Input for this task
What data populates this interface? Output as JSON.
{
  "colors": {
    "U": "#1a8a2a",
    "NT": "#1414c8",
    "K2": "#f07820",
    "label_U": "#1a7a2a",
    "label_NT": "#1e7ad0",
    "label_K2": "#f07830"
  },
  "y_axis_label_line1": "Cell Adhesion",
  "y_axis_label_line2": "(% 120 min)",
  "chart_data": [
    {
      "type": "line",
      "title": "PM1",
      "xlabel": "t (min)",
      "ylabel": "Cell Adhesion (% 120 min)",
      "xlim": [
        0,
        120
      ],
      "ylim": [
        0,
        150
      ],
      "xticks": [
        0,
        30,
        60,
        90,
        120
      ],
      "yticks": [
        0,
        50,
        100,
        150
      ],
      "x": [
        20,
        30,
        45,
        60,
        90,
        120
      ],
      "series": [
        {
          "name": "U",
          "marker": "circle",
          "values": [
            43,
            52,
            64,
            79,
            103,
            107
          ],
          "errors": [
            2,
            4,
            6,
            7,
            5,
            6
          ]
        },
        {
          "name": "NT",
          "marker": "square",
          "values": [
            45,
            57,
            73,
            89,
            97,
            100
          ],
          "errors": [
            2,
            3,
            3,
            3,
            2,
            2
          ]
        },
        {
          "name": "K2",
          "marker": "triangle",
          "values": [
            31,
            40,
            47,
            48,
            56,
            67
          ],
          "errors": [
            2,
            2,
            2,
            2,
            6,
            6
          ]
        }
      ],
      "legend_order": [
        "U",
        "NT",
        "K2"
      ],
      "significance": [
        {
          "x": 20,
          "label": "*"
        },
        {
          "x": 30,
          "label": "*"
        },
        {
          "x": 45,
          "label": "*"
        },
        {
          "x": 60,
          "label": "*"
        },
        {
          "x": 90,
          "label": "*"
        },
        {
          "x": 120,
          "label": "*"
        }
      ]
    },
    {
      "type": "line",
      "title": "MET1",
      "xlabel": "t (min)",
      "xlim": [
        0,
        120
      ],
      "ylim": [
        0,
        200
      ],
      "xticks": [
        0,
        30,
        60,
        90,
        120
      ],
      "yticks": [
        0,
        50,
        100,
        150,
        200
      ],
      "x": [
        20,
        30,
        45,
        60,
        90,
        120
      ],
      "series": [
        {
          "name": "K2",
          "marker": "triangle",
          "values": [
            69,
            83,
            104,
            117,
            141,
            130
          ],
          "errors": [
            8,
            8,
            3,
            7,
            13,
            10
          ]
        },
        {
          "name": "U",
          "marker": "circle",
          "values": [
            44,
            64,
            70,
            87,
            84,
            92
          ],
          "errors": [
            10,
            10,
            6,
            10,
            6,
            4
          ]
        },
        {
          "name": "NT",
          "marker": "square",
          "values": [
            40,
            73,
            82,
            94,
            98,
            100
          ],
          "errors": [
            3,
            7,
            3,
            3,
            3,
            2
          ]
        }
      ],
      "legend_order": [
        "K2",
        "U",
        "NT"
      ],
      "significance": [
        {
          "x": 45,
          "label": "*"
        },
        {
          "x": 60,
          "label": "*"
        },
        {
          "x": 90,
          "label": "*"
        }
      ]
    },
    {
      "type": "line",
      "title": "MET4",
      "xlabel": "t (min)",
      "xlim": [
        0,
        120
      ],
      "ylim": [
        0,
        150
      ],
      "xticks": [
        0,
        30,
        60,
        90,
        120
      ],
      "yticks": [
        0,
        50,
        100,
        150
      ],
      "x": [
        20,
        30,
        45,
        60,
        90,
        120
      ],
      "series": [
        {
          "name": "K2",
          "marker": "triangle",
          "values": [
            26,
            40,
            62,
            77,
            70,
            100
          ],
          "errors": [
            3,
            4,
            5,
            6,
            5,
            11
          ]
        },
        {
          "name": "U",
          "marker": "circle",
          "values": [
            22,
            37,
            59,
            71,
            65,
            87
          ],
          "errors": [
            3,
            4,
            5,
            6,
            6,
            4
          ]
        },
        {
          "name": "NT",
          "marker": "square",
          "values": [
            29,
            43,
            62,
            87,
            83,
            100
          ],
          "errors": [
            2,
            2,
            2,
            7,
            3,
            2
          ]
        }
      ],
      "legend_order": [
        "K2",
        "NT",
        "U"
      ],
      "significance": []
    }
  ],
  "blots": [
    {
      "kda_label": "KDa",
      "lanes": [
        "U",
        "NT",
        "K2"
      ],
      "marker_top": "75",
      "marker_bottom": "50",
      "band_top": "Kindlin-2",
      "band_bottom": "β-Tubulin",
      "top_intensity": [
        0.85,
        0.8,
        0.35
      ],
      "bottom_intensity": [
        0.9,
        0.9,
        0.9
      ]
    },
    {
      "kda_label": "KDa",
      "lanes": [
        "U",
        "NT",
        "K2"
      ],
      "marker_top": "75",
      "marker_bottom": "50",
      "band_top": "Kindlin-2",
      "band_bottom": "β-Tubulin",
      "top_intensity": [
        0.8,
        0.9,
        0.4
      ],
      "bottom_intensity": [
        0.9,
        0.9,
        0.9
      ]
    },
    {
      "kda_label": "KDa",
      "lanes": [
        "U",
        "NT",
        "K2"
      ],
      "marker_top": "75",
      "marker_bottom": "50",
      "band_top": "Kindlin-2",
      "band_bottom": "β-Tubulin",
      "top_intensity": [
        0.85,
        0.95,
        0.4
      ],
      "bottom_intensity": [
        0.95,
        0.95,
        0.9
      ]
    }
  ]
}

Required work
Reproduce each record exactly, leaving nothing out.

Expected answer
What data populates this interface? Output as JSON.
{
  "colors": {
    "U": "#1a8a2a",
    "NT": "#1414c8",
    "K2": "#f07820",
    "label_U": "#1a7a2a",
    "label_NT": "#1e7ad0",
    "label_K2": "#f07830"
  },
  "y_axis_label_line1": "Cell Adhesion",
  "y_axis_label_line2": "(% 120 min)",
  "chart_data": [
    {
      "type": "line",
      "title": "PM1",
      "xlabel": "t (min)",
      "ylabel": "Cell Adhesion (% 120 min)",
      "xlim": [
        0,
        120
      ],
      "ylim": [
        0,
        150
      ],
      "xticks": [
        0,
        30,
        60,
        90,
        120
      ],
      "yticks": [
        0,
        50,
        100,
        150
      ],
      "x": [
        20,
        30,
        45,
        60,
        90,
        120
      ],
      "series": [
        {
          "name": "U",
          "marker": "circle",
          "values": [
            43,
            52,
            64,
            79,
            103,
            107
          ],
          "errors": [
            2,
            4,
            6,
            7,
            5,
            6
          ]
        },
        {
          "name": "NT",
          "marker": "square",
          "values": [
            45,
            57,
            73,
            89,
            97,
            100
          ],
          "errors": [
            2,
            3,
            3,
            3,
            2,
            2
          ]
        },
        {
          "name": "K2",
          "marker": "triangle",
          "values": [
            31,
            40,
            47,
            48,
            56,
            67
          ],
          "errors": [
            2,
            2,
            2,
            2,
            6,
            6
          ]
        }
      ],
      "legend_order": [
        "U",
        "NT",
        "K2"
      ],
      "significance": [
        {
          "x": 20,
          "label": "*"
        },
        {
          "x": 30,
          "label": "*"
        },
        {
          "x": 45,
          "label": "*"
        },
        {
          "x": 60,
          "label": "*"
        },
        {
          "x": 90,
          "label": "*"
        },
        {
          "x": 120,
          "label": "*"
        }
      ]
    },
    {
      "type": "line",
      "title": "MET1",
      "xlabel": "t (min)",
      "xlim": [
        0,
        120
      ],
      "ylim": [
        0,
        200
      ],
      "xticks": [
        0,
        30,
        60,
        90,
        120
      ],
      "yticks": [
        0,
        50,
        100,
        150,
        200
      ],
      "x": [
        20,
        30,
        45,
        60,
        90,
        120
      ],
      "series": [
        {
          "name": "K2",
          "marker": "triangle",
          "values": [
            69,
            83,
            104,
            117,
            141,
            130
          ],
          "errors": [
            8,
            8,
            3,
            7,
            13,
            10
          ]
        },
        {
          "name": "U",
          "marker": "circle",
          "values": [
            44,
            64,
            70,
            87,
            84,
            92
          ],
          "errors": [
            10,
            10,
            6,
            10,
            6,
            4
          ]
        },
        {
          "name": "NT",
          "marker": "square",
          "values": [
            40,
            73,
            82,
            94,
            98,
            100
          ],
          "errors": [
            3,
            7,
            3,
            3,
            3,
            2
          ]
        }
      ],
      "legend_order": [
        "K2",
        "U",
        "NT"
      ],
      "significance": [
        {
          "x": 45,
          "label": "*"
        },
        {
          "x": 60,
          "label": "*"
        },
        {
          "x": 90,
          "label": "*"
        }
      ]
    },
    {
      "type": "line",
      "title": "MET4",
      "xlabel": "t (min)",
      "xlim": [
        0,
        120
      ],
      "ylim": [
        0,
        150
      ],
      "xticks": [
        0,
        30,
        60,
        90,
        120
      ],
      "yticks": [
        0,
        50,
        100,
        150
      ],
      "x": [
        20,
        30,
        45,
        60,
        90,
        120
      ],
      "series": [
        {
          "name": "K2",
          "marker": "triangle",
          "values": [
            26,
            40,
            62,
            77,
            70,
            100
          ],
          "errors": [
            3,
            4,
            5,
            6,
            5,
            11
          ]
        },
        {
          "name": "U",
          "marker": "circle",
          "values": [
            22,
            37,
            59,
            71,
            65,
            87
          ],
          "errors": [
            3,
            4,
            5,
            6,
            6,
            4
          ]
        },
        {
          "name": "NT",
          "marker": "square",
          "values": [
            29,
            43,
            62,
            87,
            83,
            100
          ],
          "errors": [
            2,
            2,
            2,
            7,
            3,
            2
          ]
        }
      ],
      "legend_order": [
        "K2",
        "NT",
        "U"
      ],
      "significance": []
    }
  ],
  "blots": [
    {
      "kda_label": "KDa",
      "lanes": [
        "U",
        "NT",
        "K2"
      ],
      "marker_top": "75",
      "marker_bottom": "50",
      "band_top": "Kindlin-2",
      "band_bottom": "β-Tubulin",
      "top_intensity": [
        0.85,
        0.8,
        0.35
      ],
      "bottom_intensity": [
        0.9,
        0.9,
        0.9
      ]
    },
    {
      "kda_label": "KDa",
      "lanes": [
        "U",
        "NT",
        "K2"
      ],
      "marker_top": "75",
      "marker_bottom": "50",
      "band_top": "Kindlin-2",
      "band_bottom": "β-Tubulin",
      "top_intensity": [
        0.8,
        0.9,
        0.4
      ],
      "bottom_intensity": [
        0.9,
        0.9,
        0.9
      ]
    },
    {
      "kda_label": "KDa",
      "lanes": [
        "U",
        "NT",
        "K2"
      ],
      "marker_top": "75",
      "marker_bottom": "50",
      "band_top": "Kindlin-2",
      "band_bottom": "β-Tubulin",
      "top_intensity": [
        0.85,
        0.95,
        0.4
      ],
      "bottom_intensity": [
        0.95,
        0.95,
        0.9
      ]
    }
  ]
}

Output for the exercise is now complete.